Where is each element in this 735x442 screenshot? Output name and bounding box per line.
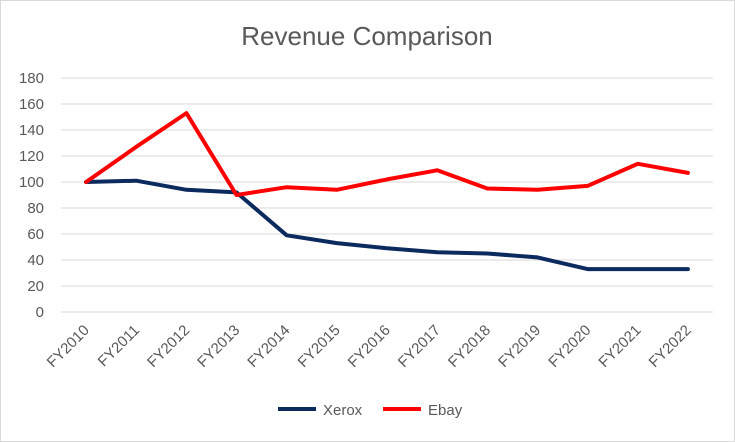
x-tick-label: FY2017 [395,322,444,371]
x-axis-ticks: FY2010 FY2011 FY2012 FY2013 FY2014 FY2015 FY20… [44,322,695,371]
y-tick-label: 160 [19,96,44,113]
series-line-xerox [84,178,690,272]
chart-title: Revenue Comparison [241,21,492,51]
x-tick-label: FY2011 [95,322,143,370]
x-tick-label: FY2016 [345,322,394,371]
x-tick-label: FY2022 [646,322,695,371]
x-tick-label: FY2020 [545,322,594,371]
y-tick-label: 120 [19,148,44,165]
legend: Xerox Ebay [278,402,463,419]
y-tick-label: 100 [19,174,44,191]
x-tick-label: FY2012 [144,322,193,371]
y-tick-label: 40 [27,252,44,269]
x-tick-label: FY2019 [495,322,544,371]
x-tick-label: FY2015 [294,322,343,371]
y-tick-label: 20 [27,278,44,295]
gridlines [61,77,713,313]
legend-label-xerox: Xerox [323,402,363,419]
series-lines [84,111,690,272]
y-tick-label: 180 [19,70,44,87]
y-axis-ticks: 0 20 40 60 80 100 120 140 160 180 [19,70,44,321]
x-tick-label: FY2013 [194,322,243,371]
x-tick-label: FY2014 [244,322,293,371]
x-tick-label: FY2021 [595,322,644,371]
y-tick-label: 80 [27,200,44,217]
series-line-ebay [84,111,690,197]
legend-label-ebay: Ebay [428,402,463,419]
y-tick-label: 0 [36,304,44,321]
x-tick-label: FY2018 [445,322,494,371]
y-tick-label: 140 [19,122,44,139]
y-tick-label: 60 [27,226,44,243]
x-tick-label: FY2010 [44,322,93,371]
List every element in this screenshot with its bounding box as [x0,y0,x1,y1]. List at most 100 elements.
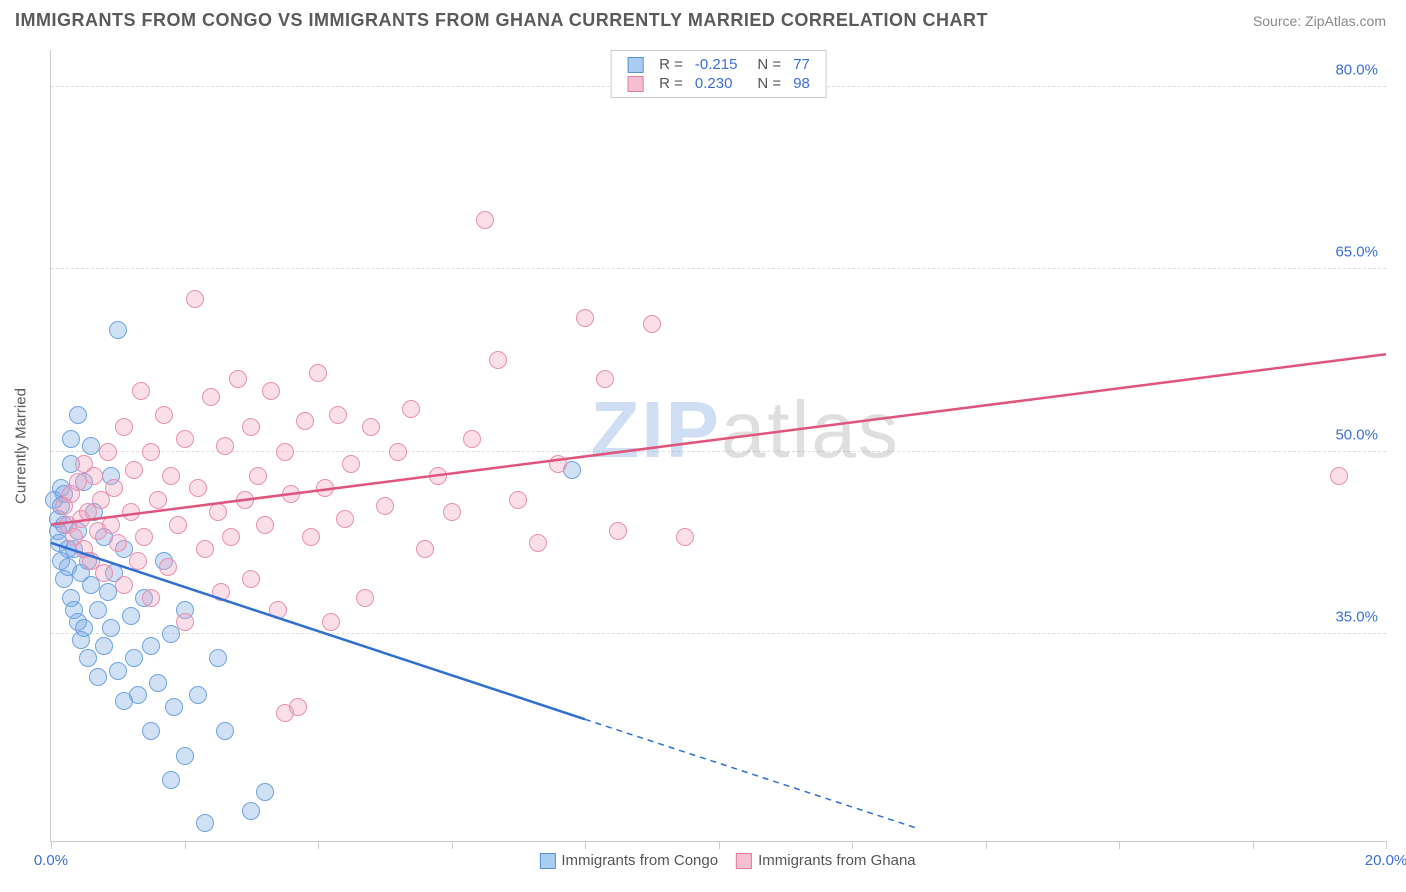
# # # #
### WRITTEN EXERCISE
Can you copy every line of the records above word for word, leaving out the pictures?

### THE OUTPUT
Where is each element in this 735x442 screenshot? Output name and bounding box per line.
x-tick-label: FY2017 [395,322,444,371]
x-axis-ticks: FY2010 FY2011 FY2012 FY2013 FY2014 FY2015 FY20… [44,322,695,371]
y-tick-label: 160 [19,96,44,113]
series-line-xerox [84,178,690,272]
chart-title: Revenue Comparison [241,21,492,51]
x-tick-label: FY2011 [95,322,143,370]
x-tick-label: FY2016 [345,322,394,371]
x-tick-label: FY2022 [646,322,695,371]
x-tick-label: FY2020 [545,322,594,371]
y-tick-label: 120 [19,148,44,165]
legend: Xerox Ebay [278,402,463,419]
y-tick-label: 100 [19,174,44,191]
x-tick-label: FY2012 [144,322,193,371]
y-tick-label: 40 [27,252,44,269]
x-tick-label: FY2019 [495,322,544,371]
x-tick-label: FY2015 [294,322,343,371]
y-tick-label: 20 [27,278,44,295]
gridlines [61,77,713,313]
legend-label-xerox: Xerox [323,402,363,419]
series-lines [84,111,690,272]
y-tick-label: 180 [19,70,44,87]
y-axis-ticks: 0 20 40 60 80 100 120 140 160 180 [19,70,44,321]
x-tick-label: FY2013 [194,322,243,371]
x-tick-label: FY2014 [244,322,293,371]
x-tick-label: FY2021 [595,322,644,371]
y-tick-label: 80 [27,200,44,217]
series-line-ebay [84,111,690,197]
legend-label-ebay: Ebay [428,402,463,419]
y-tick-label: 0 [36,304,44,321]
x-tick-label: FY2018 [445,322,494,371]
y-tick-label: 140 [19,122,44,139]
y-tick-label: 60 [27,226,44,243]
x-tick-label: FY2010 [44,322,93,371]
List every element in this screenshot with its bounding box as [x0,y0,x1,y1]. List at most 100 elements.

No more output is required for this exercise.